**Required task**
Single out the lines that include the word "actifs". Copy them.

**Listed records**
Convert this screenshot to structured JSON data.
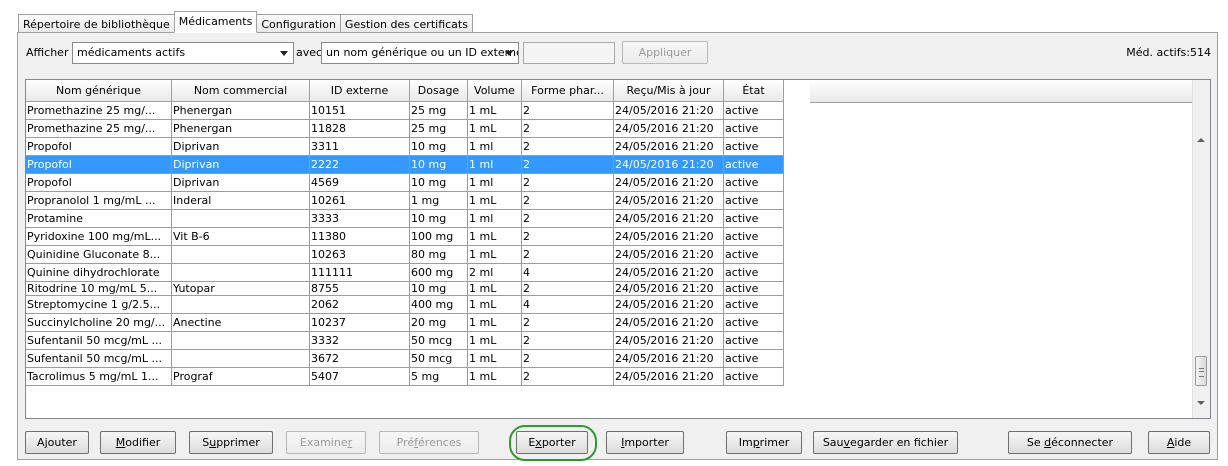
{
  "tabs": [
    {
      "label": "Répertoire de bibliothèque"
    },
    {
      "label": "Médicaments"
    },
    {
      "label": "Configuration"
    },
    {
      "label": "Gestion des certificats"
    }
  ],
  "filter": {
    "show_label": "Afficher",
    "show_value": "médicaments actifs",
    "with_label": "avec",
    "field_value": "un nom générique ou un ID externe",
    "search_value": "",
    "apply_label": "Appliquer",
    "active_count": "Méd. actifs:514"
  },
  "table": {
    "columns": [
      "Nom générique",
      "Nom commercial",
      "ID externe",
      "Dosage",
      "Volume",
      "Forme phar...",
      "Reçu/Mis à jour",
      "État"
    ],
    "rows": [
      [
        "Promethazine 25 mg/...",
        "Phenergan",
        "10151",
        "25 mg",
        "1 mL",
        "2",
        "24/05/2016 21:20",
        "active"
      ],
      [
        "Promethazine 25 mg/...",
        "Phenergan",
        "11828",
        "25 mg",
        "1 mL",
        "2",
        "24/05/2016 21:20",
        "active"
      ],
      [
        "Propofol",
        "Diprivan",
        "3311",
        "10 mg",
        "1 ml",
        "2",
        "24/05/2016 21:20",
        "active"
      ],
      [
        "Propofol",
        "Diprivan",
        "2222",
        "10 mg",
        "1 ml",
        "2",
        "24/05/2016 21:20",
        "active"
      ],
      [
        "Propofol",
        "Diprivan",
        "4569",
        "10 mg",
        "1 ml",
        "2",
        "24/05/2016 21:20",
        "active"
      ],
      [
        "Propranolol 1 mg/mL ...",
        "Inderal",
        "10261",
        "1 mg",
        "1 mL",
        "2",
        "24/05/2016 21:20",
        "active"
      ],
      [
        "Protamine",
        "",
        "3333",
        "10 mg",
        "1 ml",
        "2",
        "24/05/2016 21:20",
        "active"
      ],
      [
        "Pyridoxine 100 mg/mL...",
        "Vit B-6",
        "11380",
        "100 mg",
        "1 mL",
        "2",
        "24/05/2016 21:20",
        "active"
      ],
      [
        "Quinidine Gluconate 8...",
        "",
        "10263",
        "80 mg",
        "1 mL",
        "2",
        "24/05/2016 21:20",
        "active"
      ],
      [
        "Quinine dihydrochlorate",
        "",
        "111111",
        "600 mg",
        "2 ml",
        "4",
        "24/05/2016 21:20",
        "active"
      ],
      [
        "Ritodrine 10 mg/mL 5...",
        "Yutopar",
        "8755",
        "10 mg",
        "1 mL",
        "2",
        "24/05/2016 21:20",
        "active"
      ],
      [
        "Streptomycine 1 g/2.5...",
        "",
        "2062",
        "400 mg",
        "1 mL",
        "4",
        "24/05/2016 21:20",
        "active"
      ],
      [
        "Succinylcholine 20 mg/...",
        "Anectine",
        "10237",
        "20 mg",
        "1 mL",
        "2",
        "24/05/2016 21:20",
        "active"
      ],
      [
        "Sufentanil 50 mcg/mL ...",
        "",
        "3332",
        "50 mcg",
        "1 mL",
        "2",
        "24/05/2016 21:20",
        "active"
      ],
      [
        "Sufentanil 50 mcg/mL ...",
        "",
        "3672",
        "50 mcg",
        "1 mL",
        "2",
        "24/05/2016 21:20",
        "active"
      ],
      [
        "Tacrolimus 5 mg/mL 1...",
        "Prograf",
        "5407",
        "5 mg",
        "1 mL",
        "2",
        "24/05/2016 21:20",
        "active"
      ]
    ],
    "selected_row": 3
  },
  "buttons": {
    "add": {
      "pre": "A",
      "u": "j",
      "post": "outer"
    },
    "modify": {
      "pre": "",
      "u": "M",
      "post": "odifier"
    },
    "delete": {
      "pre": "S",
      "u": "u",
      "post": "pprimer"
    },
    "examine": {
      "pre": "Examine",
      "u": "r",
      "post": ""
    },
    "preferences": {
      "pre": "Pré",
      "u": "f",
      "post": "érences"
    },
    "export": {
      "pre": "E",
      "u": "x",
      "post": "porter"
    },
    "import": {
      "pre": "",
      "u": "I",
      "post": "mporter"
    },
    "print": {
      "pre": "Im",
      "u": "p",
      "post": "rimer"
    },
    "save": {
      "pre": "Sau",
      "u": "v",
      "post": "egarder en fichier"
    },
    "logout": {
      "pre": "Se ",
      "u": "d",
      "post": "éconnecter"
    },
    "help": {
      "pre": "",
      "u": "A",
      "post": "ide"
    }
  },
  "colors": {
    "selection": "#3399ff",
    "highlight_ring": "#2e9a2e"
  }
}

**The result**
    "show_value": "médicaments actifs",
    "active_count": "Méd. actifs:514"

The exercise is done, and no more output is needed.